BEGIN TASK INPUTS

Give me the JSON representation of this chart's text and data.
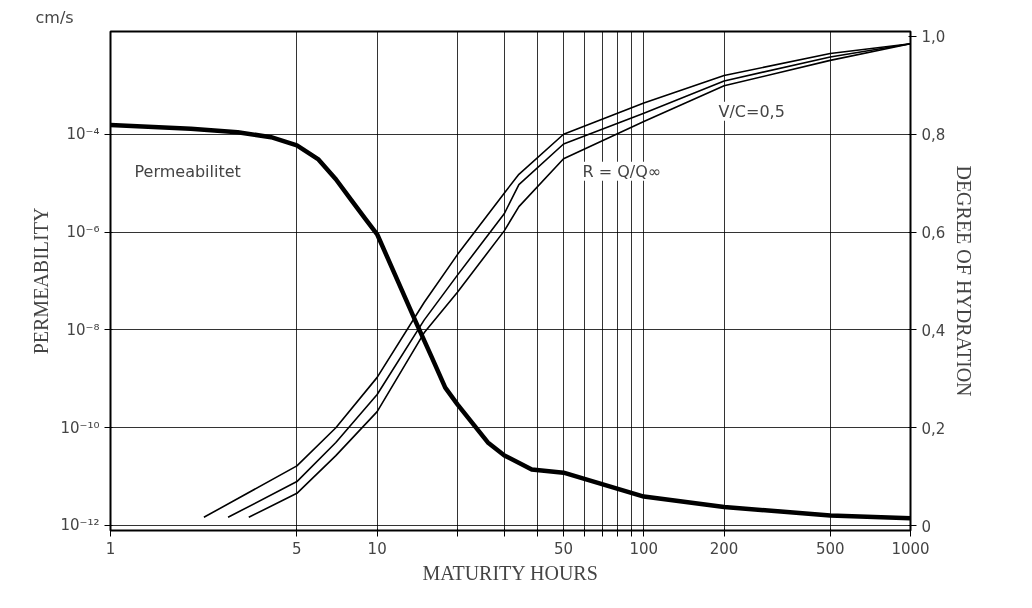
{
  "chart_data": {
    "type": "line",
    "xlabel": "MATURITY HOURS",
    "ylabel": "PERMEABILITY",
    "y2label": "DEGREE OF HYDRATION",
    "log": "xy",
    "grid": true,
    "marker": "none",
    "line_style": "solid",
    "xlim": [
      1,
      1000
    ],
    "xticks": [
      1,
      5,
      10,
      {
        "value": 20,
        "label": null
      },
      {
        "value": 30,
        "label": null
      },
      {
        "value": 40,
        "label": null
      },
      50,
      {
        "value": 60,
        "label": null
      },
      {
        "value": 70,
        "label": null
      },
      {
        "value": 80,
        "label": null
      },
      {
        "value": 90,
        "label": null
      },
      100,
      200,
      500,
      1000
    ],
    "ylim": [
      7.9e-13,
      0.0126
    ],
    "yticks": [
      {
        "value": 1e-12,
        "label": "10⁻¹²"
      },
      {
        "value": 1e-10,
        "label": "10⁻¹⁰"
      },
      {
        "value": 1e-08,
        "label": "10⁻⁸"
      },
      {
        "value": 1e-06,
        "label": "10⁻⁶"
      },
      {
        "value": 0.0001,
        "label": "10⁻⁴"
      }
    ],
    "y2lim": [
      -0.01,
      1.01
    ],
    "y2ticks": [
      0,
      {
        "value": 0.2,
        "label": "0,2"
      },
      {
        "value": 0.4,
        "label": "0,4"
      },
      {
        "value": 0.6,
        "label": "0,6"
      },
      {
        "value": 0.8,
        "label": "0,8"
      },
      {
        "value": 1.0,
        "label": "1,0"
      }
    ],
    "series": [
      {
        "color": "#000000",
        "x": [
          1,
          2,
          3,
          4,
          5,
          6,
          7,
          8,
          9,
          10,
          12,
          14,
          16,
          18,
          20,
          23,
          26,
          30,
          38,
          50,
          100,
          200,
          500,
          1000
        ],
        "values": [
          0.000155,
          0.00013,
          0.00011,
          8.7e-05,
          5.9e-05,
          3.1e-05,
          1.2e-05,
          4.5e-06,
          1.9e-06,
          9e-07,
          9.5e-08,
          1.4e-08,
          2.8e-09,
          6.6e-10,
          3e-10,
          1.15e-10,
          5e-11,
          2.7e-11,
          1.4e-11,
          1.2e-11,
          3.9e-12,
          2.4e-12,
          1.6e-12,
          1.4e-12
        ]
      },
      {
        "color": "#000000",
        "axis": "y2",
        "x": [
          2.24,
          5,
          7,
          10,
          15,
          20,
          30,
          34,
          50,
          100,
          200,
          500,
          1000
        ],
        "values": [
          0.017,
          0.122,
          0.2,
          0.303,
          0.456,
          0.554,
          0.68,
          0.718,
          0.8,
          0.864,
          0.92,
          0.965,
          0.985
        ]
      },
      {
        "color": "#000000",
        "axis": "y2",
        "x": [
          2.76,
          5,
          7,
          10,
          15,
          20,
          30,
          34,
          50,
          100,
          200,
          500,
          1000
        ],
        "values": [
          0.017,
          0.09,
          0.17,
          0.268,
          0.42,
          0.512,
          0.638,
          0.697,
          0.78,
          0.843,
          0.909,
          0.958,
          0.985
        ]
      },
      {
        "color": "#000000",
        "axis": "y2",
        "x": [
          3.3,
          5,
          7,
          10,
          15,
          20,
          30,
          34,
          50,
          100,
          200,
          500,
          1000
        ],
        "values": [
          0.017,
          0.066,
          0.143,
          0.233,
          0.394,
          0.477,
          0.603,
          0.652,
          0.75,
          0.826,
          0.899,
          0.951,
          0.985
        ]
      }
    ],
    "annotations": [
      "cm/s",
      "Permeabilitet",
      "R = Q/Q∞",
      "V/C=0,5"
    ]
  }
}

END TASK INPUTS

» WHAT IS ASKED: Transcribe all of the entries word for word, but skip any pictures they contain.

» EXERCISE ANSWER:
Give me the JSON representation of this chart's text and data.
{
  "chart_data": {
    "type": "line",
    "xlabel": "MATURITY HOURS",
    "ylabel": "PERMEABILITY",
    "y2label": "DEGREE OF HYDRATION",
    "log": "xy",
    "grid": true,
    "marker": "none",
    "line_style": "solid",
    "xlim": [
      1,
      1000
    ],
    "xticks": [
      1,
      5,
      10,
      {
        "value": 20,
        "label": null
      },
      {
        "value": 30,
        "label": null
      },
      {
        "value": 40,
        "label": null
      },
      50,
      {
        "value": 60,
        "label": null
      },
      {
        "value": 70,
        "label": null
      },
      {
        "value": 80,
        "label": null
      },
      {
        "value": 90,
        "label": null
      },
      100,
      200,
      500,
      1000
    ],
    "ylim": [
      7.9e-13,
      0.0126
    ],
    "yticks": [
      {
        "value": 1e-12,
        "label": "10⁻¹²"
      },
      {
        "value": 1e-10,
        "label": "10⁻¹⁰"
      },
      {
        "value": 1e-08,
        "label": "10⁻⁸"
      },
      {
        "value": 1e-06,
        "label": "10⁻⁶"
      },
      {
        "value": 0.0001,
        "label": "10⁻⁴"
      }
    ],
    "y2lim": [
      -0.01,
      1.01
    ],
    "y2ticks": [
      0,
      {
        "value": 0.2,
        "label": "0,2"
      },
      {
        "value": 0.4,
        "label": "0,4"
      },
      {
        "value": 0.6,
        "label": "0,6"
      },
      {
        "value": 0.8,
        "label": "0,8"
      },
      {
        "value": 1.0,
        "label": "1,0"
      }
    ],
    "series": [
      {
        "color": "#000000",
        "x": [
          1,
          2,
          3,
          4,
          5,
          6,
          7,
          8,
          9,
          10,
          12,
          14,
          16,
          18,
          20,
          23,
          26,
          30,
          38,
          50,
          100,
          200,
          500,
          1000
        ],
        "values": [
          0.000155,
          0.00013,
          0.00011,
          8.7e-05,
          5.9e-05,
          3.1e-05,
          1.2e-05,
          4.5e-06,
          1.9e-06,
          9e-07,
          9.5e-08,
          1.4e-08,
          2.8e-09,
          6.6e-10,
          3e-10,
          1.15e-10,
          5e-11,
          2.7e-11,
          1.4e-11,
          1.2e-11,
          3.9e-12,
          2.4e-12,
          1.6e-12,
          1.4e-12
        ]
      },
      {
        "color": "#000000",
        "axis": "y2",
        "x": [
          2.24,
          5,
          7,
          10,
          15,
          20,
          30,
          34,
          50,
          100,
          200,
          500,
          1000
        ],
        "values": [
          0.017,
          0.122,
          0.2,
          0.303,
          0.456,
          0.554,
          0.68,
          0.718,
          0.8,
          0.864,
          0.92,
          0.965,
          0.985
        ]
      },
      {
        "color": "#000000",
        "axis": "y2",
        "x": [
          2.76,
          5,
          7,
          10,
          15,
          20,
          30,
          34,
          50,
          100,
          200,
          500,
          1000
        ],
        "values": [
          0.017,
          0.09,
          0.17,
          0.268,
          0.42,
          0.512,
          0.638,
          0.697,
          0.78,
          0.843,
          0.909,
          0.958,
          0.985
        ]
      },
      {
        "color": "#000000",
        "axis": "y2",
        "x": [
          3.3,
          5,
          7,
          10,
          15,
          20,
          30,
          34,
          50,
          100,
          200,
          500,
          1000
        ],
        "values": [
          0.017,
          0.066,
          0.143,
          0.233,
          0.394,
          0.477,
          0.603,
          0.652,
          0.75,
          0.826,
          0.899,
          0.951,
          0.985
        ]
      }
    ],
    "annotations": [
      "cm/s",
      "Permeabilitet",
      "R = Q/Q∞",
      "V/C=0,5"
    ]
  }
}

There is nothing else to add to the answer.